* _WHAT IS EXPECTED_:
Look for the string "JSON" in every line, and copy each line that has it.

* _GIVEN ENTRIES_:
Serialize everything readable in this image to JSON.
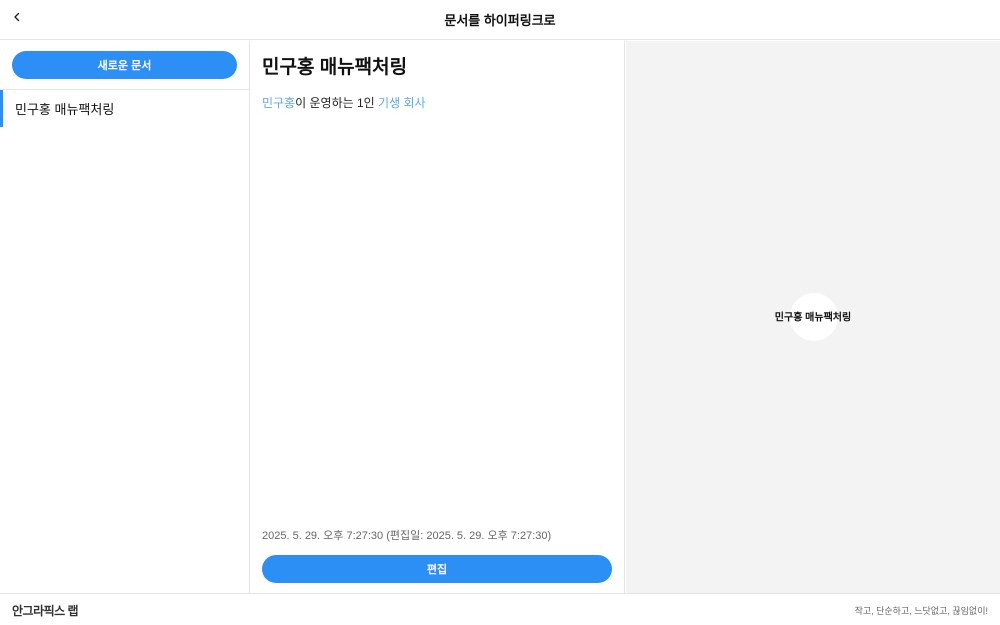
{
  "header": {
    "title": "문서를 하이퍼링크로",
    "back_icon": "chevron-left-icon"
  },
  "sidebar": {
    "new_doc_label": "새로운 문서",
    "items": [
      {
        "label": "민구홍 매뉴팩처링",
        "active": true
      }
    ]
  },
  "document": {
    "title": "민구홍 매뉴팩처링",
    "body": {
      "link1": "민구홍",
      "text1": "이 운영하는 1인 ",
      "link2": "기생 회사"
    },
    "meta": "2025. 5. 29. 오후 7:27:30 (편집일: 2025. 5. 29. 오후 7:27:30)",
    "edit_label": "편집"
  },
  "graph": {
    "nodes": [
      {
        "label": "민구홍 매뉴팩처링"
      }
    ]
  },
  "footer": {
    "logo": "안그라픽스 랩",
    "tagline": "작고, 단순하고, 느닷없고, 끊임없이!"
  },
  "colors": {
    "accent": "#2b8ff6",
    "link": "#5fa8f6",
    "graph_bg": "#f3f3f3"
  }
}
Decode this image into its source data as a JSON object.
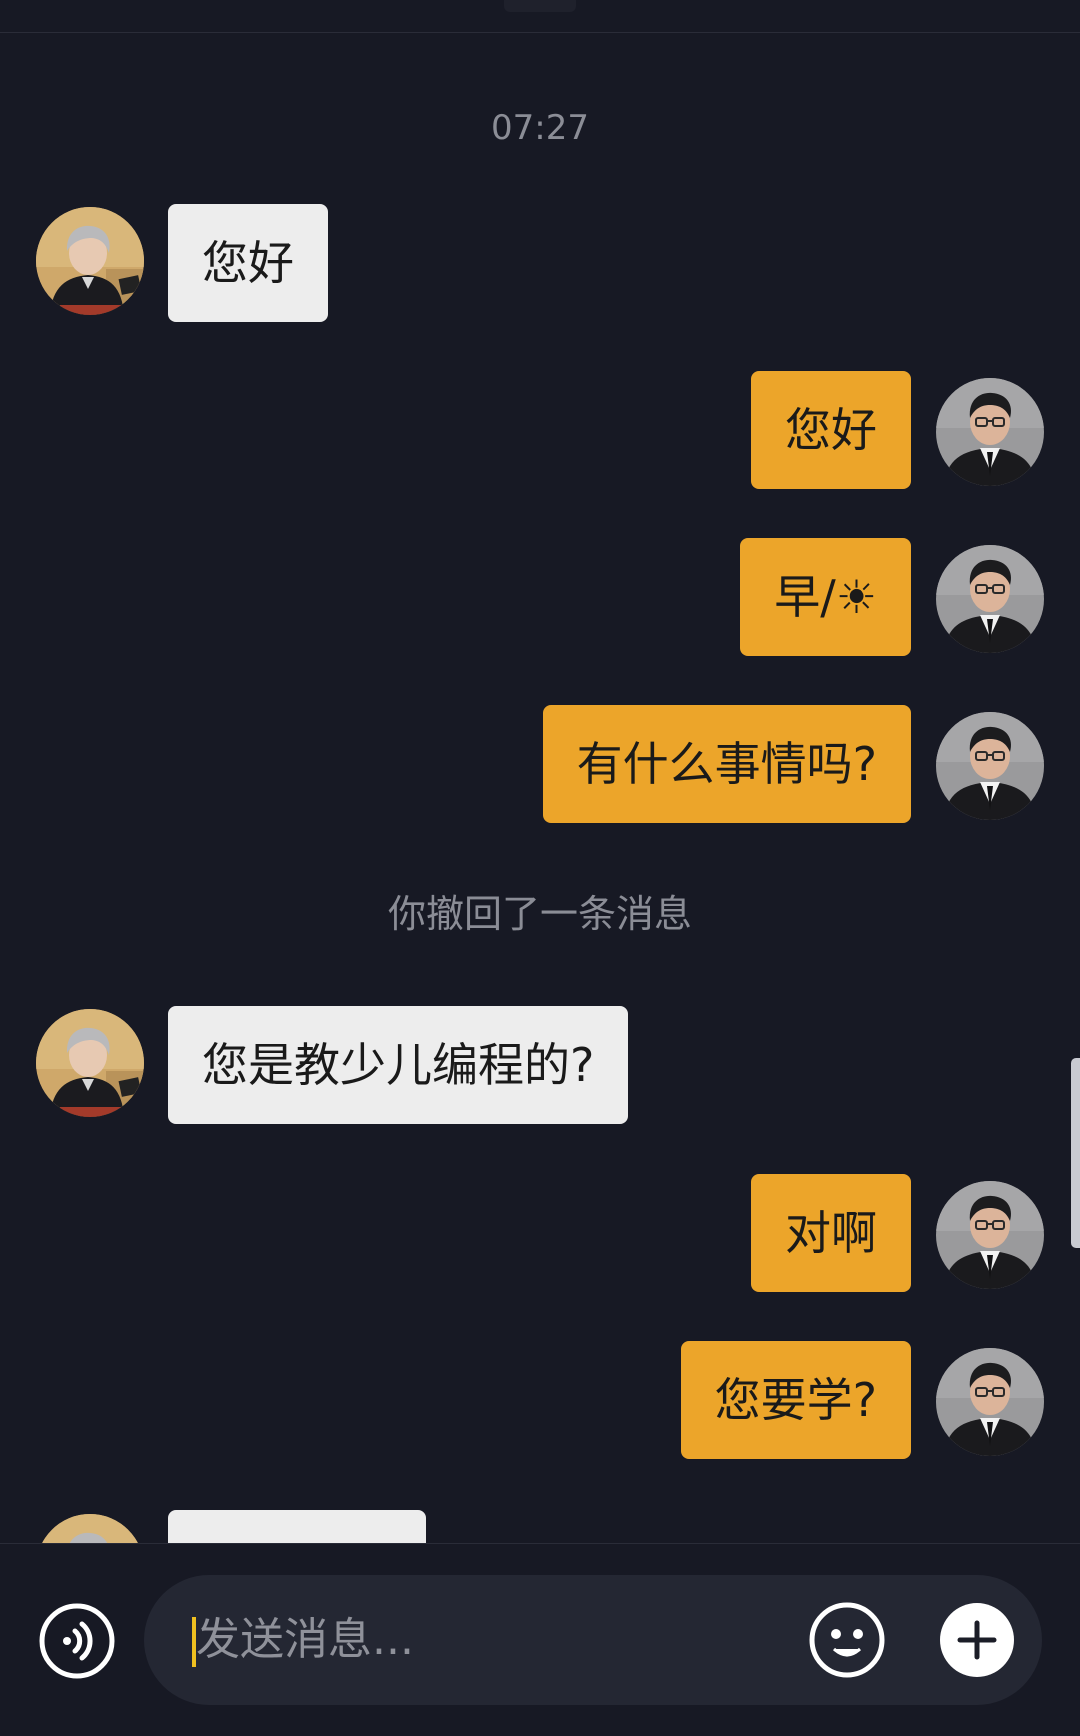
{
  "chat": {
    "timestamp": "07:27",
    "recall_notice": "你撤回了一条消息",
    "messages": [
      {
        "sender": "contact",
        "text": "您好"
      },
      {
        "sender": "me",
        "text": "您好"
      },
      {
        "sender": "me",
        "text": "早/☀"
      },
      {
        "sender": "me",
        "text": "有什么事情吗?"
      },
      {
        "sender": "contact",
        "text": "您是教少儿编程的?"
      },
      {
        "sender": "me",
        "text": "对啊"
      },
      {
        "sender": "me",
        "text": "您要学?"
      }
    ]
  },
  "composer": {
    "placeholder": "发送消息...",
    "voice_icon": "voice-icon",
    "emoji_icon": "emoji-icon",
    "plus_icon": "plus-icon"
  },
  "colors": {
    "background": "#171924",
    "outgoing_bubble": "#eca52a",
    "incoming_bubble": "#ededed",
    "input_background": "#242733",
    "caret": "#f0c020"
  }
}
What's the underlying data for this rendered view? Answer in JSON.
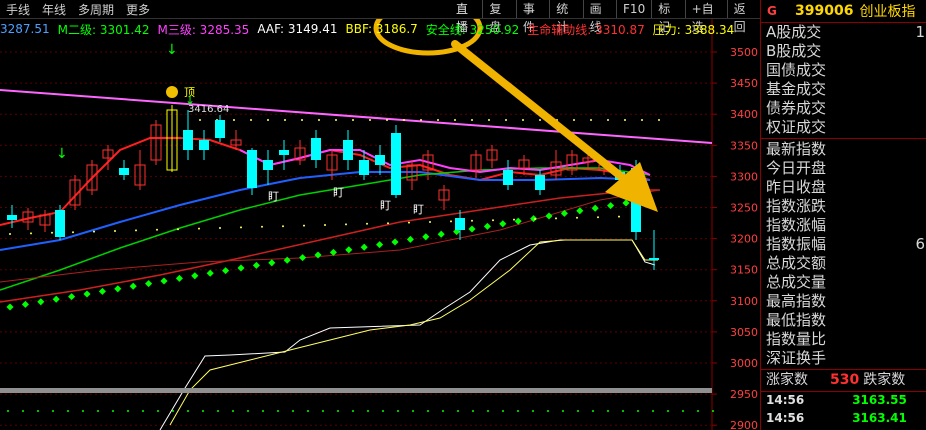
{
  "toolbar": {
    "left_items": [
      "手线",
      "年线",
      "多周期",
      "更多"
    ],
    "right_items": [
      "复盘",
      "事件",
      "统计",
      "画线",
      "F10",
      "标记",
      "+自选",
      "返回"
    ]
  },
  "indicators": [
    {
      "text": "3287.51",
      "color": "#4ea0ff"
    },
    {
      "text": "M二级: 3301.42",
      "color": "#00ff00"
    },
    {
      "text": "M三级: 3285.35",
      "color": "#ff00ff"
    },
    {
      "text": "AAF: 3149.41",
      "color": "#ffffff"
    },
    {
      "text": "BBF: 3186.7",
      "color": "#ffff00"
    },
    {
      "text": "安全线: 3250.92",
      "color": "#00ff00"
    },
    {
      "text": "生命辅助线: 3310.87",
      "color": "#ff3030"
    },
    {
      "text": "压力: 3388.34",
      "color": "#ffff00"
    }
  ],
  "annotations": {
    "peak_label": "3416.64",
    "peak_tag": "顶",
    "ding_marks": [
      "盯",
      "盯",
      "盯",
      "盯"
    ]
  },
  "price_axis": {
    "labels": [
      "3500",
      "3450",
      "3400",
      "3350",
      "3300",
      "3250",
      "3200",
      "3150",
      "3100",
      "3050",
      "3000",
      "2950",
      "2900"
    ]
  },
  "right_panel": {
    "badge": "G",
    "code": "399006",
    "name": "创业板指",
    "group1": [
      "A股成交",
      "B股成交",
      "国债成交",
      "基金成交",
      "债券成交",
      "权证成交"
    ],
    "group1_values": [
      "1",
      "",
      "",
      "",
      "",
      ""
    ],
    "group2": [
      "最新指数",
      "今日开盘",
      "昨日收盘",
      "指数涨跌",
      "指数涨幅",
      "指数振幅",
      "总成交额",
      "总成交量",
      "最高指数",
      "最低指数",
      "指数量比",
      "深证换手"
    ],
    "group2_values": [
      "",
      "",
      "",
      "",
      "",
      "6",
      "",
      "",
      "",
      "",
      "",
      ""
    ],
    "rise_label": "涨家数",
    "rise_value": "530",
    "fall_label": "跌家数",
    "ticks": [
      {
        "time": "14:56",
        "price": "3163.55"
      },
      {
        "time": "14:56",
        "price": "3163.41"
      }
    ]
  },
  "colors": {
    "up": "#ff3030",
    "down": "#00ffff",
    "highlight": "#f0b400",
    "grid_red": "#8b0000"
  }
}
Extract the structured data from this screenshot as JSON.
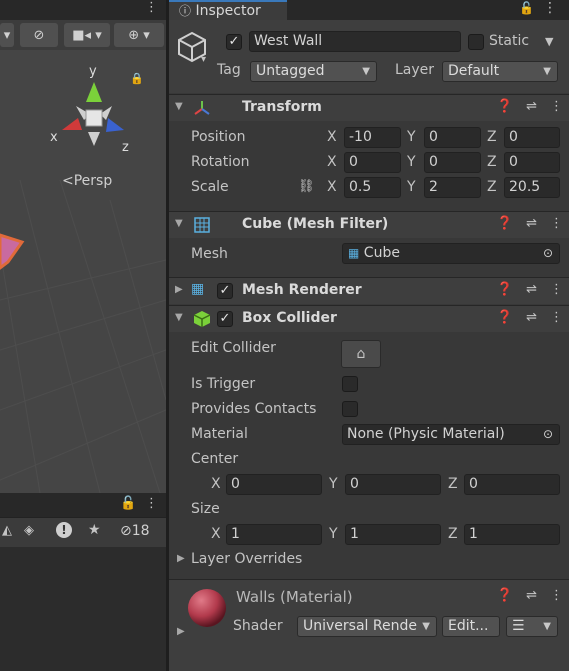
{
  "scene": {
    "gizmo": {
      "y": "y",
      "x": "x",
      "z": "z",
      "persp": "Persp"
    },
    "buttons": [
      {
        "name": "visibility-toggle",
        "glyph": "◉"
      },
      {
        "name": "camera-dropdown",
        "glyph": "▪▾"
      },
      {
        "name": "gizmos-dropdown",
        "glyph": "⊕▾"
      }
    ],
    "hierarchy_count": "18"
  },
  "inspector": {
    "tab": "Inspector",
    "object": {
      "name": "West Wall",
      "active": true,
      "static_label": "Static",
      "tag_label": "Tag",
      "tag_value": "Untagged",
      "layer_label": "Layer",
      "layer_value": "Default"
    },
    "transform": {
      "title": "Transform",
      "position_label": "Position",
      "rotation_label": "Rotation",
      "scale_label": "Scale",
      "x": "X",
      "y": "Y",
      "z": "Z",
      "position": [
        "-10",
        "0",
        "0"
      ],
      "rotation": [
        "0",
        "0",
        "0"
      ],
      "scale": [
        "0.5",
        "2",
        "20.5"
      ]
    },
    "mesh_filter": {
      "title": "Cube (Mesh Filter)",
      "mesh_label": "Mesh",
      "mesh_value": "Cube"
    },
    "mesh_renderer": {
      "title": "Mesh Renderer",
      "enabled": true
    },
    "box_collider": {
      "title": "Box Collider",
      "enabled": true,
      "edit_collider_label": "Edit Collider",
      "is_trigger_label": "Is Trigger",
      "provides_contacts_label": "Provides Contacts",
      "material_label": "Material",
      "material_value": "None (Physic Material)",
      "center_label": "Center",
      "center": [
        "0",
        "0",
        "0"
      ],
      "size_label": "Size",
      "size": [
        "1",
        "1",
        "1"
      ],
      "x": "X",
      "y": "Y",
      "z": "Z",
      "layer_overrides_label": "Layer Overrides"
    },
    "material": {
      "title": "Walls (Material)",
      "shader_label": "Shader",
      "shader_value": "Universal Rende",
      "edit_label": "Edit...",
      "colors": {
        "sphere": "#b23a4c"
      }
    }
  }
}
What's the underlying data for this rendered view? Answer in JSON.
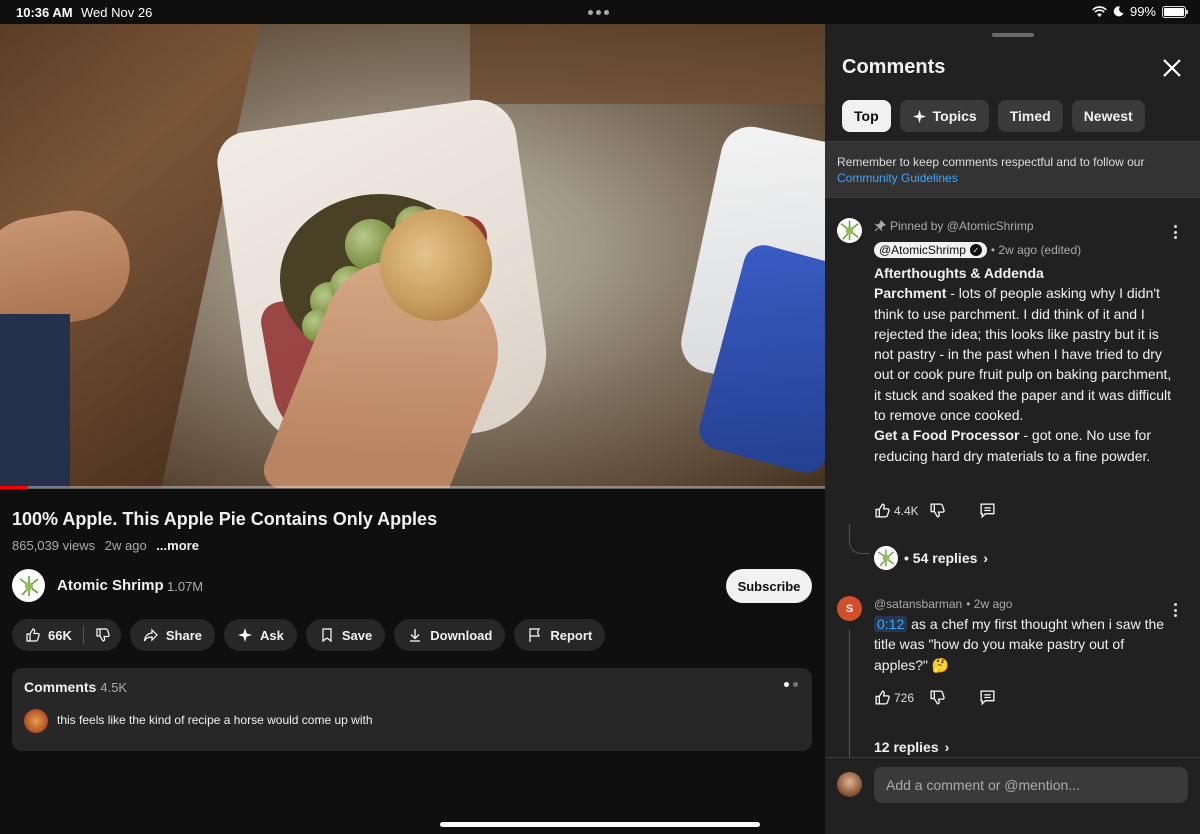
{
  "status_bar": {
    "time": "10:36 AM",
    "date": "Wed Nov 26",
    "battery": "99%",
    "battery_level": 0.99
  },
  "video": {
    "progress": 0.034,
    "title": "100% Apple. This Apple Pie Contains Only Apples",
    "views": "865,039 views",
    "age": "2w ago",
    "more": "...more"
  },
  "channel": {
    "name": "Atomic Shrimp",
    "subscribers": "1.07M",
    "subscribe_label": "Subscribe"
  },
  "actions": {
    "likes": "66K",
    "share": "Share",
    "ask": "Ask",
    "save": "Save",
    "download": "Download",
    "report": "Report"
  },
  "comments_card": {
    "title": "Comments",
    "count": "4.5K",
    "preview_text": "this feels like the kind of recipe a horse would come up with"
  },
  "panel": {
    "title": "Comments",
    "tabs": [
      {
        "label": "Top",
        "active": true
      },
      {
        "label": "Topics",
        "icon": "sparkle-icon"
      },
      {
        "label": "Timed"
      },
      {
        "label": "Newest"
      }
    ],
    "notice_text": "Remember to keep comments respectful and to follow our",
    "notice_link": "Community Guidelines",
    "comments": [
      {
        "pinned": "Pinned by @AtomicShrimp",
        "author": "@AtomicShrimp",
        "meta": "• 2w ago (edited)",
        "heading": "Afterthoughts & Addenda",
        "p1_bold": "Parchment",
        "p1_text": " - lots of people asking why I didn't think to use parchment.  I did think of it and I rejected the idea; this looks like pastry but it is not pastry - in the past when I have tried to dry out or cook pure fruit pulp on baking parchment, it stuck and soaked the paper and it was difficult to remove once cooked.",
        "p2_bold": "Get a Food Processor",
        "p2_text": " - got one. No use for reducing hard dry materials to a fine powder.",
        "likes": "4.4K",
        "replies": "• 54 replies"
      },
      {
        "avatar_letter": "S",
        "author": "@satansbarman",
        "meta": "• 2w ago",
        "timestamp": "0:12",
        "text": " as a chef my first thought when i saw the title was \"how do you make pastry out of apples?\" 🤔",
        "likes": "726",
        "replies": "12 replies"
      }
    ],
    "compose_placeholder": "Add a comment or @mention..."
  }
}
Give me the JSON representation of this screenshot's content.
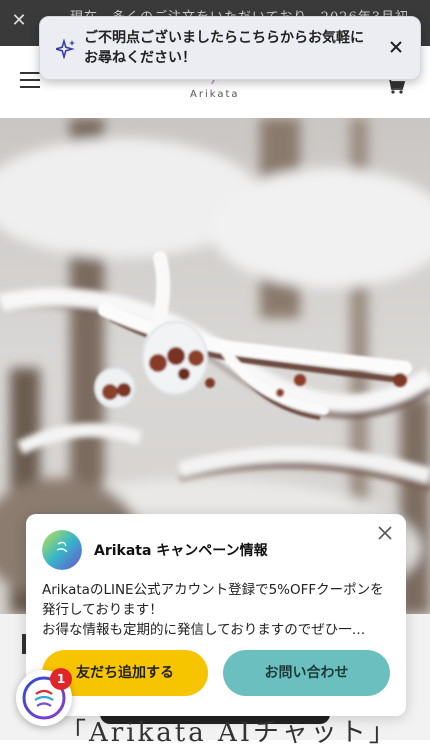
{
  "announcement": {
    "text": "現在、多くのご注文をいただいており、2026年3月初",
    "close_label": "✕"
  },
  "header": {
    "logo_text": "Arikata"
  },
  "toast": {
    "message": "ご不明点ございましたらこちらからお気軽にお尋ねください！"
  },
  "popup": {
    "title": "Arikata キャンペーン情報",
    "body_line1": "ArikataのLINE公式アカウント登録で5%OFFクーポンを",
    "body_line2": "発行しております！",
    "body_line3": "お得な情報も定期的に発信しておりますのでぜひ一…",
    "add_friend_label": "友だち追加する",
    "contact_label": "お問い合わせ"
  },
  "below": {
    "title": "「Arikata AIチャット」"
  },
  "launcher": {
    "badge_count": "1"
  },
  "colors": {
    "announcement_bg": "#3a3a3a",
    "add_button": "#f7c400",
    "contact_button": "#6bbfbe",
    "badge": "#e0262a"
  }
}
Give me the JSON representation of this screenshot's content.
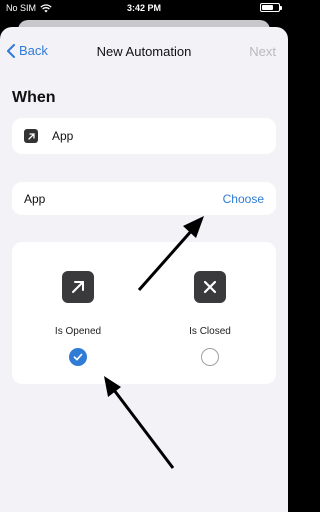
{
  "status_bar": {
    "carrier": "No SIM",
    "time": "3:42 PM",
    "battery_level": 0.7
  },
  "nav": {
    "back_label": "Back",
    "title": "New Automation",
    "next_label": "Next"
  },
  "section": {
    "title": "When"
  },
  "trigger_row": {
    "label": "App"
  },
  "app_row": {
    "label": "App",
    "action": "Choose"
  },
  "options": {
    "opened_label": "Is Opened",
    "closed_label": "Is Closed",
    "opened_selected": true,
    "closed_selected": false
  },
  "colors": {
    "accent": "#2f7bd6",
    "background": "#f2f2f7",
    "card": "#ffffff"
  }
}
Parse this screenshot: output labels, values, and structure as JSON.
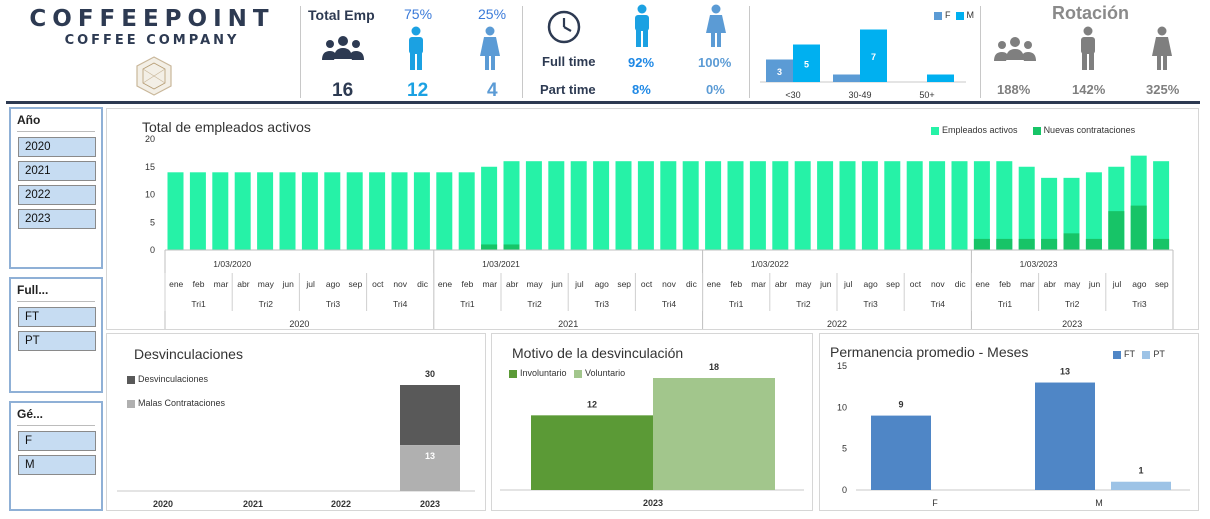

* _RESULT FOR THIS EXERCISE_:
Serialize everything readable in this image to JSON.
Decode this image into its source data as a JSON object.
What's the underlying data for this rendered view? Answer in JSON.
Extract the structured data from this screenshot as JSON.
What's the underlying data for this rendered view? Answer in JSON.
Give me the JSON representation of this screenshot's content.
Give me the JSON representation of this screenshot's content.
Parse this screenshot: output labels, values, and structure as JSON.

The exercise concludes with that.